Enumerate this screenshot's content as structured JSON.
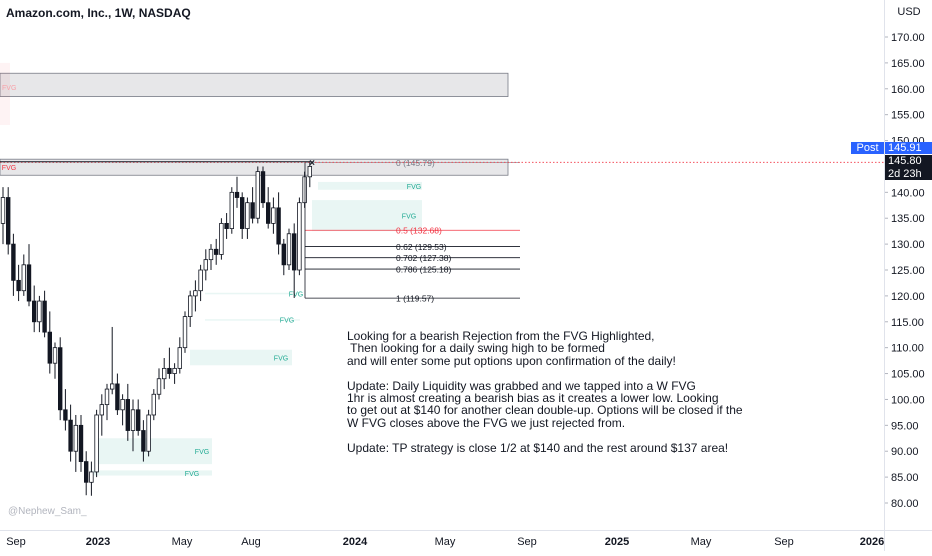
{
  "header": {
    "title": "Amazon.com, Inc., 1W, NASDAQ",
    "currency": "USD"
  },
  "price_axis": {
    "ticks": [
      "170.00",
      "165.00",
      "160.00",
      "155.00",
      "150.00",
      "145.00",
      "140.00",
      "135.00",
      "130.00",
      "125.00",
      "120.00",
      "115.00",
      "110.00",
      "105.00",
      "100.00",
      "95.00",
      "90.00",
      "85.00",
      "80.00"
    ],
    "post_label": "Post",
    "post_price": "145.91",
    "last_price": "145.80",
    "countdown": "2d 23h"
  },
  "time_axis": {
    "labels": [
      "Sep",
      "2023",
      "May",
      "Aug",
      "2024",
      "May",
      "Sep",
      "2025",
      "May",
      "Sep",
      "2026"
    ]
  },
  "fib_levels": [
    {
      "label": "0 (145.79)",
      "price": 145.79,
      "color": "#787b86"
    },
    {
      "label": "0.5 (132.68)",
      "price": 132.68,
      "color": "#f23645"
    },
    {
      "label": "0.62 (129.53)",
      "price": 129.53,
      "color": "#131722"
    },
    {
      "label": "0.702 (127.38)",
      "price": 127.38,
      "color": "#131722"
    },
    {
      "label": "0.786 (125.18)",
      "price": 125.18,
      "color": "#131722"
    },
    {
      "label": "1 (119.57)",
      "price": 119.57,
      "color": "#131722"
    }
  ],
  "fvg_label": "FVG",
  "notes": "Looking for a bearish Rejection from the FVG Highlighted,\n Then looking for a daily swing high to be formed\nand will enter some put options upon confirmation of the daily!\n\nUpdate: Daily Liquidity was grabbed and we tapped into a W FVG\n1hr is almost creating a bearish bias as it creates a lower low. Looking\nto get out at $140 for another clean double-up. Options will be closed if the\nW FVG closes above the FVG we just rejected from.\n\nUpdate: TP strategy is close 1/2 at $140 and the rest around $137 area!",
  "watermark": "@Nephew_Sam_",
  "chart_data": {
    "type": "candlestick",
    "symbol": "Amazon.com, Inc.",
    "interval": "1W",
    "exchange": "NASDAQ",
    "currency": "USD",
    "ylim": [
      77,
      175
    ],
    "fib_levels": [
      145.79,
      132.68,
      129.53,
      127.38,
      125.18,
      119.57
    ],
    "candles": [
      {
        "o": 134,
        "h": 141,
        "l": 130,
        "c": 139
      },
      {
        "o": 139,
        "h": 141,
        "l": 128,
        "c": 130
      },
      {
        "o": 130,
        "h": 132,
        "l": 120,
        "c": 123
      },
      {
        "o": 123,
        "h": 126,
        "l": 119,
        "c": 121
      },
      {
        "o": 121,
        "h": 128,
        "l": 120,
        "c": 126
      },
      {
        "o": 126,
        "h": 130,
        "l": 118,
        "c": 119
      },
      {
        "o": 119,
        "h": 122,
        "l": 113,
        "c": 115
      },
      {
        "o": 115,
        "h": 120,
        "l": 113,
        "c": 119
      },
      {
        "o": 119,
        "h": 121,
        "l": 112,
        "c": 113
      },
      {
        "o": 113,
        "h": 117,
        "l": 105,
        "c": 107
      },
      {
        "o": 107,
        "h": 111,
        "l": 104,
        "c": 110
      },
      {
        "o": 110,
        "h": 112,
        "l": 96,
        "c": 98
      },
      {
        "o": 98,
        "h": 102,
        "l": 94,
        "c": 96
      },
      {
        "o": 96,
        "h": 99,
        "l": 88,
        "c": 90
      },
      {
        "o": 90,
        "h": 97,
        "l": 86,
        "c": 95
      },
      {
        "o": 95,
        "h": 97,
        "l": 86,
        "c": 88
      },
      {
        "o": 88,
        "h": 90,
        "l": 81.5,
        "c": 84
      },
      {
        "o": 84,
        "h": 88,
        "l": 81.4,
        "c": 86
      },
      {
        "o": 86,
        "h": 98,
        "l": 85,
        "c": 97
      },
      {
        "o": 97,
        "h": 101,
        "l": 93,
        "c": 99
      },
      {
        "o": 99,
        "h": 103,
        "l": 96,
        "c": 102
      },
      {
        "o": 102,
        "h": 114,
        "l": 101,
        "c": 103
      },
      {
        "o": 103,
        "h": 105,
        "l": 97,
        "c": 98
      },
      {
        "o": 98,
        "h": 101,
        "l": 95,
        "c": 100
      },
      {
        "o": 100,
        "h": 103,
        "l": 92,
        "c": 94
      },
      {
        "o": 94,
        "h": 100,
        "l": 90,
        "c": 98
      },
      {
        "o": 98,
        "h": 100,
        "l": 93,
        "c": 94
      },
      {
        "o": 94,
        "h": 96,
        "l": 88,
        "c": 90
      },
      {
        "o": 90,
        "h": 98,
        "l": 89,
        "c": 97
      },
      {
        "o": 97,
        "h": 102,
        "l": 96,
        "c": 101
      },
      {
        "o": 101,
        "h": 106,
        "l": 100,
        "c": 104
      },
      {
        "o": 104,
        "h": 108,
        "l": 102,
        "c": 106
      },
      {
        "o": 106,
        "h": 110,
        "l": 104,
        "c": 105
      },
      {
        "o": 105,
        "h": 107,
        "l": 103,
        "c": 106
      },
      {
        "o": 106,
        "h": 112,
        "l": 105,
        "c": 110
      },
      {
        "o": 110,
        "h": 117,
        "l": 109,
        "c": 116
      },
      {
        "o": 116,
        "h": 121,
        "l": 114,
        "c": 120
      },
      {
        "o": 120,
        "h": 123,
        "l": 117,
        "c": 121
      },
      {
        "o": 121,
        "h": 126,
        "l": 119,
        "c": 125
      },
      {
        "o": 125,
        "h": 129,
        "l": 123,
        "c": 127
      },
      {
        "o": 127,
        "h": 130,
        "l": 125,
        "c": 129
      },
      {
        "o": 129,
        "h": 131,
        "l": 126,
        "c": 128
      },
      {
        "o": 128,
        "h": 135,
        "l": 127,
        "c": 134
      },
      {
        "o": 134,
        "h": 136,
        "l": 131,
        "c": 133
      },
      {
        "o": 133,
        "h": 141,
        "l": 132,
        "c": 140
      },
      {
        "o": 140,
        "h": 143,
        "l": 137,
        "c": 139
      },
      {
        "o": 139,
        "h": 140,
        "l": 131,
        "c": 133
      },
      {
        "o": 133,
        "h": 139,
        "l": 131,
        "c": 138
      },
      {
        "o": 138,
        "h": 141,
        "l": 134,
        "c": 135
      },
      {
        "o": 135,
        "h": 145,
        "l": 134,
        "c": 144
      },
      {
        "o": 144,
        "h": 145,
        "l": 137,
        "c": 138
      },
      {
        "o": 138,
        "h": 141,
        "l": 133,
        "c": 134
      },
      {
        "o": 134,
        "h": 139,
        "l": 132,
        "c": 137
      },
      {
        "o": 137,
        "h": 140,
        "l": 128,
        "c": 130
      },
      {
        "o": 130,
        "h": 131,
        "l": 124,
        "c": 126
      },
      {
        "o": 126,
        "h": 133,
        "l": 125,
        "c": 132
      },
      {
        "o": 132,
        "h": 134,
        "l": 119.6,
        "c": 125
      },
      {
        "o": 125,
        "h": 139,
        "l": 124,
        "c": 138
      },
      {
        "o": 138,
        "h": 144,
        "l": 137,
        "c": 143
      },
      {
        "o": 143,
        "h": 146,
        "l": 141,
        "c": 145
      }
    ],
    "fvg_zones": [
      {
        "price_top": 146.4,
        "price_bottom": 143.3,
        "bearish": true
      },
      {
        "price_top": 163,
        "price_bottom": 158.5,
        "bearish": true
      },
      {
        "price_top": 142,
        "price_bottom": 140.5,
        "bearish": false
      },
      {
        "price_top": 138.5,
        "price_bottom": 132.5,
        "bearish": false
      },
      {
        "price_top": 120.6,
        "price_bottom": 120.3,
        "bearish": false
      },
      {
        "price_top": 115.5,
        "price_bottom": 115.3,
        "bearish": false
      },
      {
        "price_top": 109.6,
        "price_bottom": 106.6,
        "bearish": false
      },
      {
        "price_top": 92.5,
        "price_bottom": 87.5,
        "bearish": false
      },
      {
        "price_top": 86.3,
        "price_bottom": 85.3,
        "bearish": false
      }
    ]
  }
}
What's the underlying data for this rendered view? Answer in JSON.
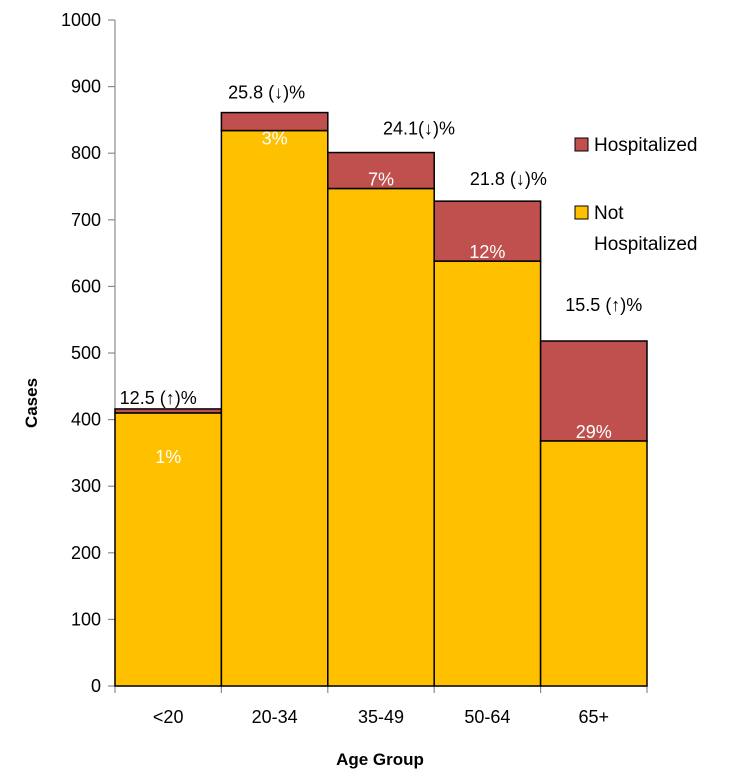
{
  "chart_data": {
    "type": "bar",
    "xlabel": "Age Group",
    "ylabel": "Cases",
    "ylim": [
      0,
      1000
    ],
    "yticks": [
      "0",
      "100",
      "200",
      "300",
      "400",
      "500",
      "600",
      "700",
      "800",
      "900",
      "1000"
    ],
    "categories": [
      "<20",
      "20-34",
      "35-49",
      "50-64",
      "65+"
    ],
    "series": [
      {
        "name": "Not Hospitalized",
        "color": "#FFC000",
        "values": [
          410,
          834,
          747,
          638,
          368
        ]
      },
      {
        "name": "Hospitalized",
        "color": "#C0504D",
        "values": [
          6,
          27,
          54,
          90,
          150
        ]
      }
    ],
    "bar_labels": [
      "1%",
      "3%",
      "7%",
      "12%",
      "29%"
    ],
    "top_labels": [
      "12.5 (↑)%",
      "25.8 (↓)%",
      "24.1(↓)%",
      "21.8 (↓)%",
      "15.5 (↑)%"
    ],
    "legend": {
      "position": "right",
      "items": [
        {
          "label": "Hospitalized",
          "color": "#C0504D"
        },
        {
          "label_lines": [
            "Not",
            "Hospitalized"
          ],
          "color": "#FFC000"
        }
      ]
    },
    "grid": false
  }
}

|---|

From the data above, count the lines where "JSON" occurs and give that figure and nothing else.

2